THE EXERCISE - Check every line of the entries that follow, and copy the ones containing "encodedBytes".

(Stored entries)
begin
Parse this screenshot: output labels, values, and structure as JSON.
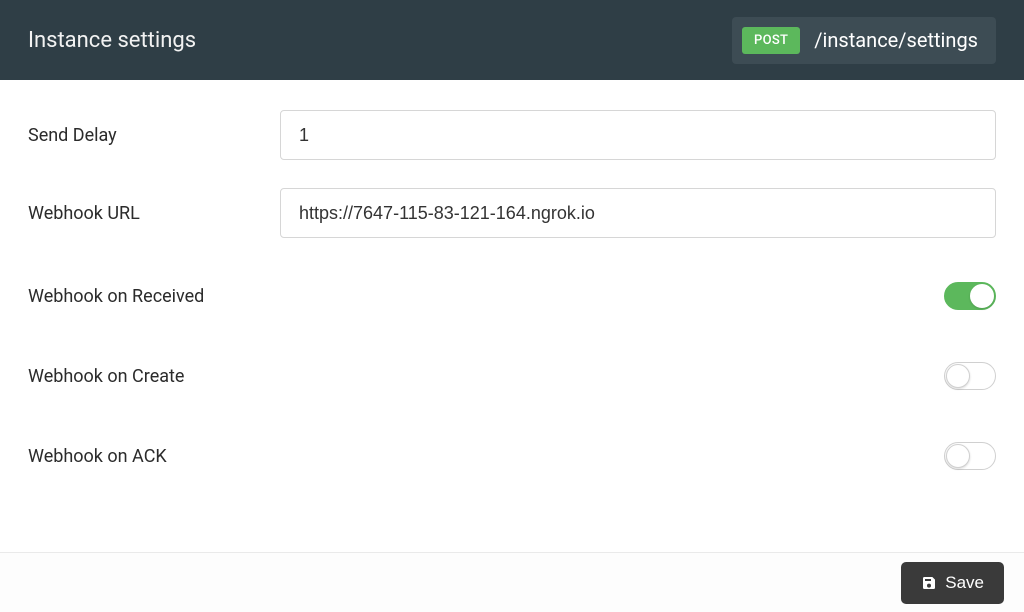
{
  "header": {
    "title": "Instance settings",
    "method": "POST",
    "endpoint": "/instance/settings"
  },
  "fields": {
    "send_delay": {
      "label": "Send Delay",
      "value": "1"
    },
    "webhook_url": {
      "label": "Webhook URL",
      "value": "https://7647-115-83-121-164.ngrok.io"
    },
    "webhook_on_received": {
      "label": "Webhook on Received",
      "on": true
    },
    "webhook_on_create": {
      "label": "Webhook on Create",
      "on": false
    },
    "webhook_on_ack": {
      "label": "Webhook on ACK",
      "on": false
    }
  },
  "footer": {
    "save_label": "Save"
  }
}
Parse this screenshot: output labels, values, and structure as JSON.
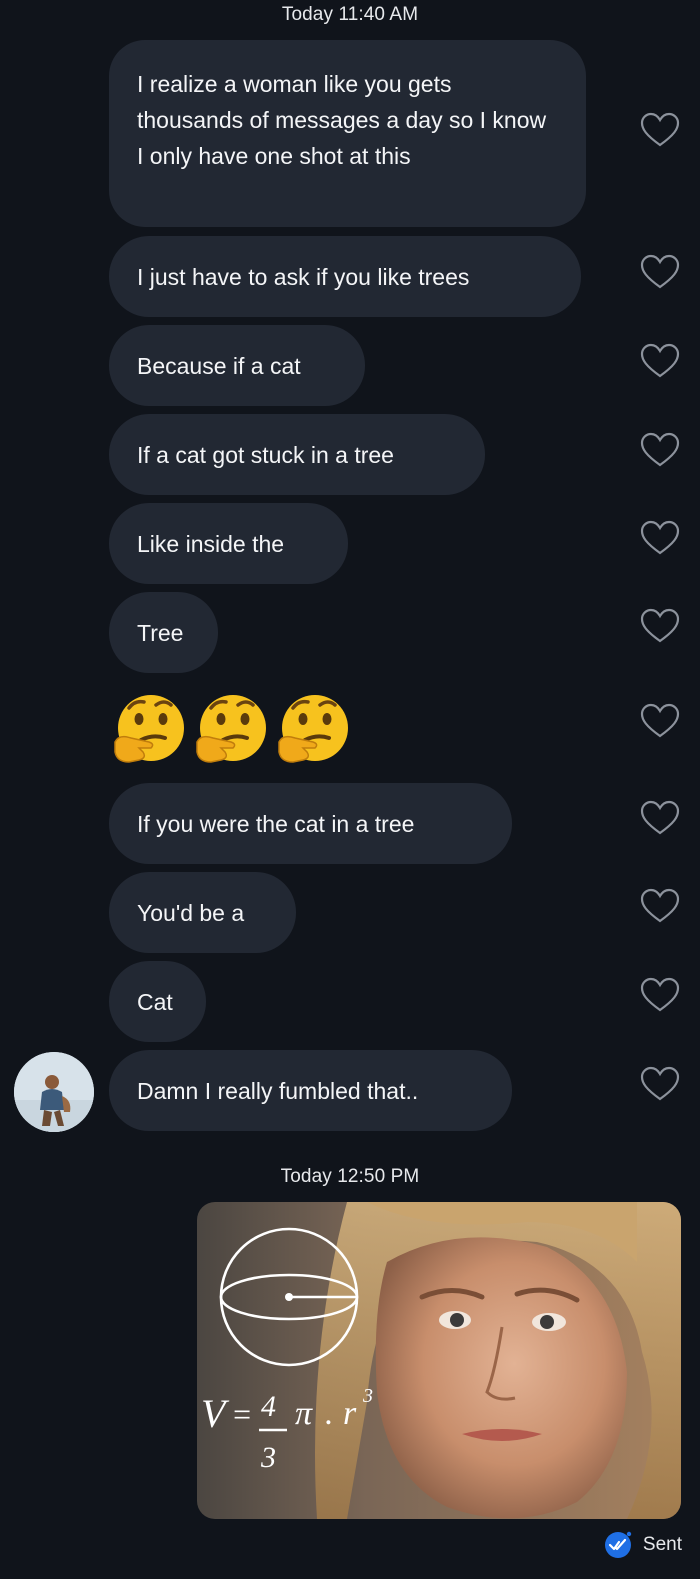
{
  "thread": {
    "timestamp_1": "Today 11:40 AM",
    "messages": [
      {
        "text": "I realize a woman like you gets thousands of messages a day so I know I only have one shot at this"
      },
      {
        "text": "I just have to ask if you like trees"
      },
      {
        "text": "Because if a cat"
      },
      {
        "text": "If a cat got stuck in a tree"
      },
      {
        "text": "Like inside the"
      },
      {
        "text": "Tree"
      },
      {
        "emoji": [
          "thinking-face",
          "thinking-face",
          "thinking-face"
        ]
      },
      {
        "text": "If you were the cat in a tree"
      },
      {
        "text": "You'd be a"
      },
      {
        "text": "Cat"
      },
      {
        "text": "Damn I really fumbled that.."
      }
    ],
    "timestamp_2": "Today 12:50 PM",
    "meme": {
      "formula_v": "V",
      "formula_eq": "=",
      "formula_num": "4",
      "formula_den": "3",
      "formula_pi": "π",
      "formula_dot": ".",
      "formula_r": "r",
      "formula_exp": "3"
    },
    "status": "Sent"
  },
  "colors": {
    "background": "#10141b",
    "bubble": "#222833",
    "accent": "#1f6fe5"
  }
}
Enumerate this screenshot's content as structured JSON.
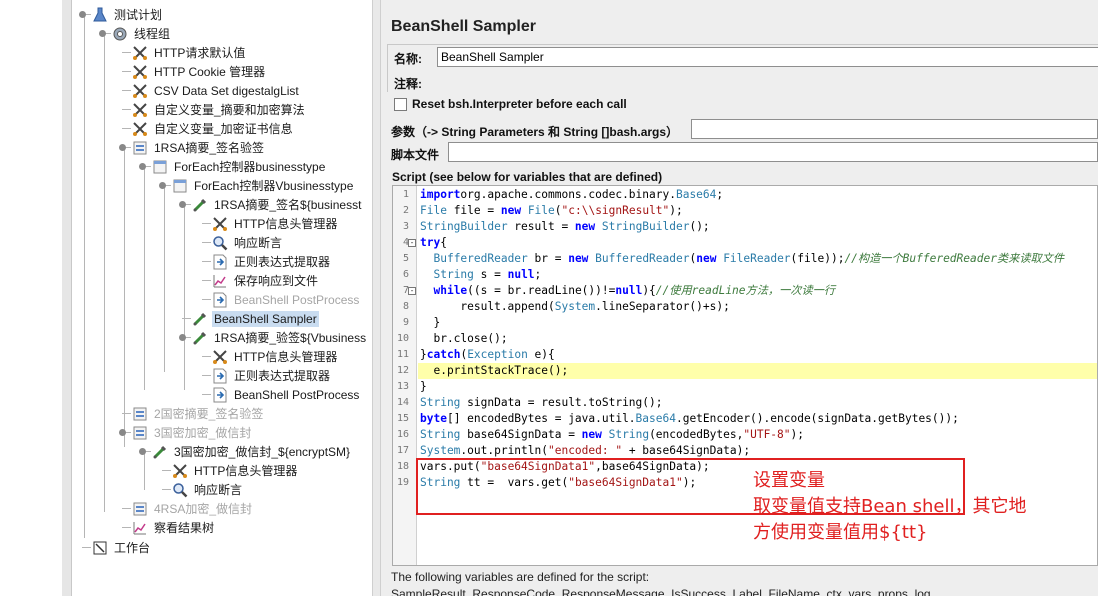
{
  "tree": {
    "items": [
      {
        "label": "测试计划",
        "icon": "test-plan-icon",
        "state": "normal"
      },
      {
        "label": "线程组",
        "icon": "thread-group-gear-icon",
        "state": "normal"
      },
      {
        "label": "HTTP请求默认值",
        "icon": "config-scissors-icon",
        "state": "normal"
      },
      {
        "label": "HTTP Cookie 管理器",
        "icon": "config-scissors-icon",
        "state": "normal"
      },
      {
        "label": "CSV Data Set digestalgList",
        "icon": "config-scissors-icon",
        "state": "normal"
      },
      {
        "label": "自定义变量_摘要和加密算法",
        "icon": "config-scissors-icon",
        "state": "normal"
      },
      {
        "label": "自定义变量_加密证书信息",
        "icon": "config-scissors-icon",
        "state": "normal"
      },
      {
        "label": "1RSA摘要_签名验签",
        "icon": "simple-controller-icon",
        "state": "normal"
      },
      {
        "label": "ForEach控制器businesstype",
        "icon": "foreach-controller-icon",
        "state": "normal"
      },
      {
        "label": "ForEach控制器Vbusinesstype",
        "icon": "foreach-controller-icon",
        "state": "normal"
      },
      {
        "label": "1RSA摘要_签名${businesst",
        "icon": "sampler-pipette-icon",
        "state": "normal"
      },
      {
        "label": "HTTP信息头管理器",
        "icon": "config-scissors-icon",
        "state": "normal"
      },
      {
        "label": "响应断言",
        "icon": "assertion-magnifier-icon",
        "state": "normal"
      },
      {
        "label": "正则表达式提取器",
        "icon": "post-processor-icon",
        "state": "normal"
      },
      {
        "label": "保存响应到文件",
        "icon": "listener-chart-icon",
        "state": "normal"
      },
      {
        "label": "BeanShell PostProcess",
        "icon": "post-processor-icon",
        "state": "disabled"
      },
      {
        "label": "BeanShell Sampler",
        "icon": "sampler-pipette-icon",
        "state": "selected"
      },
      {
        "label": "1RSA摘要_验签${Vbusiness",
        "icon": "sampler-pipette-icon",
        "state": "normal"
      },
      {
        "label": "HTTP信息头管理器",
        "icon": "config-scissors-icon",
        "state": "normal"
      },
      {
        "label": "正则表达式提取器",
        "icon": "post-processor-icon",
        "state": "normal"
      },
      {
        "label": "BeanShell PostProcess",
        "icon": "post-processor-icon",
        "state": "normal"
      },
      {
        "label": "2国密摘要_签名验签",
        "icon": "simple-controller-icon",
        "state": "disabled"
      },
      {
        "label": "3国密加密_做信封",
        "icon": "simple-controller-icon",
        "state": "disabled"
      },
      {
        "label": "3国密加密_做信封_${encryptSM}",
        "icon": "sampler-pipette-icon",
        "state": "normal"
      },
      {
        "label": "HTTP信息头管理器",
        "icon": "config-scissors-icon",
        "state": "normal"
      },
      {
        "label": "响应断言",
        "icon": "assertion-magnifier-icon",
        "state": "normal"
      },
      {
        "label": "4RSA加密_做信封",
        "icon": "simple-controller-icon",
        "state": "disabled"
      },
      {
        "label": "察看结果树",
        "icon": "listener-chart-icon",
        "state": "normal"
      },
      {
        "label": "工作台",
        "icon": "workbench-icon",
        "state": "normal"
      }
    ]
  },
  "panel": {
    "title": "BeanShell Sampler",
    "name_label": "名称:",
    "name_value": "BeanShell Sampler",
    "comment_label": "注释:",
    "reset_label": "Reset bsh.Interpreter before each call",
    "params_label": "参数（-> String Parameters 和 String []bash.args）",
    "file_label": "脚本文件",
    "script_label": "Script (see below for variables that are defined)",
    "footer_note": "The following variables are defined for the script:",
    "footer_vars": "SampleResult, ResponseCode, ResponseMessage, IsSuccess, Label, FileName, ctx, vars, props, log"
  },
  "code": {
    "highlighted_line": 12,
    "lines": [
      [
        [
          "kw",
          "import"
        ],
        [
          "",
          "org.apache.commons.codec.binary."
        ],
        [
          "cl",
          "Base64"
        ],
        [
          "",
          ";"
        ]
      ],
      [
        [
          "ty",
          "File"
        ],
        [
          "",
          " file = "
        ],
        [
          "kw",
          "new"
        ],
        [
          "",
          " "
        ],
        [
          "ty",
          "File"
        ],
        [
          "",
          "("
        ],
        [
          "st",
          "\"c:\\\\signResult\""
        ],
        [
          "",
          ");"
        ]
      ],
      [
        [
          "ty",
          "StringBuilder"
        ],
        [
          "",
          " result = "
        ],
        [
          "kw",
          "new"
        ],
        [
          "",
          " "
        ],
        [
          "ty",
          "StringBuilder"
        ],
        [
          "",
          "();"
        ]
      ],
      [
        [
          "kw",
          "try"
        ],
        [
          "",
          "{"
        ]
      ],
      [
        [
          "",
          "  "
        ],
        [
          "ty",
          "BufferedReader"
        ],
        [
          "",
          " br = "
        ],
        [
          "kw",
          "new"
        ],
        [
          "",
          " "
        ],
        [
          "ty",
          "BufferedReader"
        ],
        [
          "",
          "("
        ],
        [
          "kw",
          "new"
        ],
        [
          "",
          " "
        ],
        [
          "ty",
          "FileReader"
        ],
        [
          "",
          "(file));"
        ],
        [
          "cm",
          "//构造一个BufferedReader类来读取文件"
        ]
      ],
      [
        [
          "",
          "  "
        ],
        [
          "ty",
          "String"
        ],
        [
          "",
          " s = "
        ],
        [
          "kw",
          "null"
        ],
        [
          "",
          ";"
        ]
      ],
      [
        [
          "",
          "  "
        ],
        [
          "kw",
          "while"
        ],
        [
          "",
          "((s = br.readLine())!="
        ],
        [
          "kw",
          "null"
        ],
        [
          "",
          "){"
        ],
        [
          "cm",
          "//使用readLine方法，一次读一行"
        ]
      ],
      [
        [
          "",
          "      result.append("
        ],
        [
          "ty",
          "System"
        ],
        [
          "",
          ".lineSeparator()+s);"
        ]
      ],
      [
        [
          "",
          "  }"
        ]
      ],
      [
        [
          "",
          "  br.close();"
        ]
      ],
      [
        [
          "",
          "}"
        ],
        [
          "kw",
          "catch"
        ],
        [
          "",
          "("
        ],
        [
          "ty",
          "Exception"
        ],
        [
          "",
          " e){"
        ]
      ],
      [
        [
          "",
          "  e.printStackTrace();"
        ]
      ],
      [
        [
          "",
          "}"
        ]
      ],
      [
        [
          "ty",
          "String"
        ],
        [
          "",
          " signData = result.toString();"
        ]
      ],
      [
        [
          "kw",
          "byte"
        ],
        [
          "",
          "[] encodedBytes = java.util."
        ],
        [
          "cl",
          "Base64"
        ],
        [
          "",
          ".getEncoder().encode(signData.getBytes());"
        ]
      ],
      [
        [
          "ty",
          "String"
        ],
        [
          "",
          " base64SignData = "
        ],
        [
          "kw",
          "new"
        ],
        [
          "",
          " "
        ],
        [
          "ty",
          "String"
        ],
        [
          "",
          "(encodedBytes,"
        ],
        [
          "st",
          "\"UTF-8\""
        ],
        [
          "",
          ");"
        ]
      ],
      [
        [
          "ty",
          "System"
        ],
        [
          "",
          ".out.println("
        ],
        [
          "st",
          "\"encoded: \""
        ],
        [
          "",
          " + base64SignData);"
        ]
      ],
      [
        [
          "",
          "vars.put("
        ],
        [
          "st",
          "\"base64SignData1\""
        ],
        [
          "",
          ",base64SignData);"
        ]
      ],
      [
        [
          "ty",
          "String"
        ],
        [
          "",
          " tt =  vars.get("
        ],
        [
          "st",
          "\"base64SignData1\""
        ],
        [
          "",
          ");"
        ]
      ]
    ]
  },
  "annotation": {
    "line1": "设置变量",
    "line2": "取变量值支持Bean shell，其它地",
    "line3": "方使用变量值用${tt}"
  }
}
end
RESPONSE TO THIS TASK -
          "[] encodedBytes = java.util."
          "(encodedBytes,"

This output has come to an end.